## Supplied material
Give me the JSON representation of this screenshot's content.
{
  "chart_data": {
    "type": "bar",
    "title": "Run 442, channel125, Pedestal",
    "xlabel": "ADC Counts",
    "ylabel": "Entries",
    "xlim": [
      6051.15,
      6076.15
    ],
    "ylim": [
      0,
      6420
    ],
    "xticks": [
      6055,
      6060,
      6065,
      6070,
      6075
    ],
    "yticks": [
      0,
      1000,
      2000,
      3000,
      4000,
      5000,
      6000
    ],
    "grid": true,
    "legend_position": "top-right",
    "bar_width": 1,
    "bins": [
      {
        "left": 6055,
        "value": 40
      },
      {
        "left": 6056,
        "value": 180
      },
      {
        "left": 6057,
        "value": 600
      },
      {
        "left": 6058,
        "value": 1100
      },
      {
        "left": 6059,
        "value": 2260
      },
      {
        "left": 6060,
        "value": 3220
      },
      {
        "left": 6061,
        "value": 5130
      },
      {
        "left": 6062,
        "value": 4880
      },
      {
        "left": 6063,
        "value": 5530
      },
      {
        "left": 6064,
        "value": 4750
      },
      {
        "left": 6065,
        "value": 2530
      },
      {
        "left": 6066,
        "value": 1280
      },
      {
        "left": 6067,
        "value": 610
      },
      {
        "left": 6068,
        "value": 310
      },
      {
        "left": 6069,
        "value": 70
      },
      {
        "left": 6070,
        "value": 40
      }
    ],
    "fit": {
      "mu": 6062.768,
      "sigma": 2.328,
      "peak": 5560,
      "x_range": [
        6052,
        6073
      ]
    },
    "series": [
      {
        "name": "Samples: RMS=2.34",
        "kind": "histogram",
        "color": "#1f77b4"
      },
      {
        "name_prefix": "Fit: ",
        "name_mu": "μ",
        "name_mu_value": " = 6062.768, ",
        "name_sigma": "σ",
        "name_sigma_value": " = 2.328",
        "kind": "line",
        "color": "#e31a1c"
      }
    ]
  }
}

## Objective
Copy down the material exactly as written.

## Full solution
Give me the JSON representation of this screenshot's content.
{
  "chart_data": {
    "type": "bar",
    "title": "Run 442, channel125, Pedestal",
    "xlabel": "ADC Counts",
    "ylabel": "Entries",
    "xlim": [
      6051.15,
      6076.15
    ],
    "ylim": [
      0,
      6420
    ],
    "xticks": [
      6055,
      6060,
      6065,
      6070,
      6075
    ],
    "yticks": [
      0,
      1000,
      2000,
      3000,
      4000,
      5000,
      6000
    ],
    "grid": true,
    "legend_position": "top-right",
    "bar_width": 1,
    "bins": [
      {
        "left": 6055,
        "value": 40
      },
      {
        "left": 6056,
        "value": 180
      },
      {
        "left": 6057,
        "value": 600
      },
      {
        "left": 6058,
        "value": 1100
      },
      {
        "left": 6059,
        "value": 2260
      },
      {
        "left": 6060,
        "value": 3220
      },
      {
        "left": 6061,
        "value": 5130
      },
      {
        "left": 6062,
        "value": 4880
      },
      {
        "left": 6063,
        "value": 5530
      },
      {
        "left": 6064,
        "value": 4750
      },
      {
        "left": 6065,
        "value": 2530
      },
      {
        "left": 6066,
        "value": 1280
      },
      {
        "left": 6067,
        "value": 610
      },
      {
        "left": 6068,
        "value": 310
      },
      {
        "left": 6069,
        "value": 70
      },
      {
        "left": 6070,
        "value": 40
      }
    ],
    "fit": {
      "mu": 6062.768,
      "sigma": 2.328,
      "peak": 5560,
      "x_range": [
        6052,
        6073
      ]
    },
    "series": [
      {
        "name": "Samples: RMS=2.34",
        "kind": "histogram",
        "color": "#1f77b4"
      },
      {
        "name_prefix": "Fit: ",
        "name_mu": "μ",
        "name_mu_value": " = 6062.768, ",
        "name_sigma": "σ",
        "name_sigma_value": " = 2.328",
        "kind": "line",
        "color": "#e31a1c"
      }
    ]
  }
}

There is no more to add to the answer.